Take the material below and write it all out again exactly.
-- Begin The records --
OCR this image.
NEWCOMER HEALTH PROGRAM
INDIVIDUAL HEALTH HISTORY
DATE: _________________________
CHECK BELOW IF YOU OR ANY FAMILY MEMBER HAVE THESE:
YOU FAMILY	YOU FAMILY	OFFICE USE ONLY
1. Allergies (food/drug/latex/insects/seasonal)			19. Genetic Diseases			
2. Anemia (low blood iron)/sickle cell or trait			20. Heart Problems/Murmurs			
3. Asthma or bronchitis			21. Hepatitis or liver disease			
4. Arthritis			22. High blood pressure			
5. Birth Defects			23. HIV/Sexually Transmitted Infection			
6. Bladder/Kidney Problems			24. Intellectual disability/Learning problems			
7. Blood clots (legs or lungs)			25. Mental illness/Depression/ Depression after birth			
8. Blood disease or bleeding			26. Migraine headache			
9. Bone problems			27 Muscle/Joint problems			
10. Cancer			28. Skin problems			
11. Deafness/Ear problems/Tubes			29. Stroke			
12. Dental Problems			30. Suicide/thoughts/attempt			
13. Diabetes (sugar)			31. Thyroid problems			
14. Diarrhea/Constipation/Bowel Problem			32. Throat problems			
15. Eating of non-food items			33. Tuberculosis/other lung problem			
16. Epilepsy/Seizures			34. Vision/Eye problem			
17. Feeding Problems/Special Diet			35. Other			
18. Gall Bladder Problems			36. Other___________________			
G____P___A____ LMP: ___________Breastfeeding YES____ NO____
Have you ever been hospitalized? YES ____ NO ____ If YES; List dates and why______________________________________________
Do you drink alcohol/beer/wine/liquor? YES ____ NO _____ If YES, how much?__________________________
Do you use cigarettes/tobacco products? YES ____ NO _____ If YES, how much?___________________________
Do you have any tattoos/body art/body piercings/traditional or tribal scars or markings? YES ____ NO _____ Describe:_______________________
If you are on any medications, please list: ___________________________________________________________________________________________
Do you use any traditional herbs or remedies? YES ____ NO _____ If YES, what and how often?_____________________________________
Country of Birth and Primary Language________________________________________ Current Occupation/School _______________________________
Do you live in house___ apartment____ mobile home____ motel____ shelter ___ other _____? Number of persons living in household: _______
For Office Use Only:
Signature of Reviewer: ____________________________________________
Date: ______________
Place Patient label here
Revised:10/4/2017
-- End The records --
[Result of this exercise]
OCR this image.
NEWCOMER HEALTH PROGRAM
INDIVIDUAL HEALTH HISTORY
DATE: _________________________
CHECK BELOW IF YOU OR ANY FAMILY MEMBER HAVE THESE:
YOU FAMILY	YOU FAMILY	OFFICE USE ONLY
1. Allergies (food/drug/latex/insects/seasonal)			19. Genetic Diseases			
2. Anemia (low blood iron)/sickle cell or trait			20. Heart Problems/Murmurs			
3. Asthma or bronchitis			21. Hepatitis or liver disease			
4. Arthritis			22. High blood pressure			
5. Birth Defects			23. HIV/Sexually Transmitted Infection			
6. Bladder/Kidney Problems			24. Intellectual disability/Learning problems			
7. Blood clots (legs or lungs)			25. Mental illness/Depression/ Depression after birth			
8. Blood disease or bleeding			26. Migraine headache			
9. Bone problems			27 Muscle/Joint problems			
10. Cancer			28. Skin problems			
11. Deafness/Ear problems/Tubes			29. Stroke			
12. Dental Problems			30. Suicide/thoughts/attempt			
13. Diabetes (sugar)			31. Thyroid problems			
14. Diarrhea/Constipation/Bowel Problem			32. Throat problems			
15. Eating of non-food items			33. Tuberculosis/other lung problem			
16. Epilepsy/Seizures			34. Vision/Eye problem			
17. Feeding Problems/Special Diet			35. Other			
18. Gall Bladder Problems			36. Other___________________			
G____P___A____ LMP: ___________Breastfeeding YES____ NO____
Have you ever been hospitalized? YES ____ NO ____ If YES; List dates and why______________________________________________
Do you drink alcohol/beer/wine/liquor? YES ____ NO _____ If YES, how much?__________________________
Do you use cigarettes/tobacco products? YES ____ NO _____ If YES, how much?___________________________
Do you have any tattoos/body art/body piercings/traditional or tribal scars or markings? YES ____ NO _____ Describe:_______________________
If you are on any medications, please list: ___________________________________________________________________________________________
Do you use any traditional herbs or remedies? YES ____ NO _____ If YES, what and how often?_____________________________________
Country of Birth and Primary Language________________________________________ Current Occupation/School _______________________________
Do you live in house___ apartment____ mobile home____ motel____ shelter ___ other _____? Number of persons living in household: _______
For Office Use Only:
Signature of Reviewer: ____________________________________________
Date: ______________
Place Patient label here
Revised:10/4/2017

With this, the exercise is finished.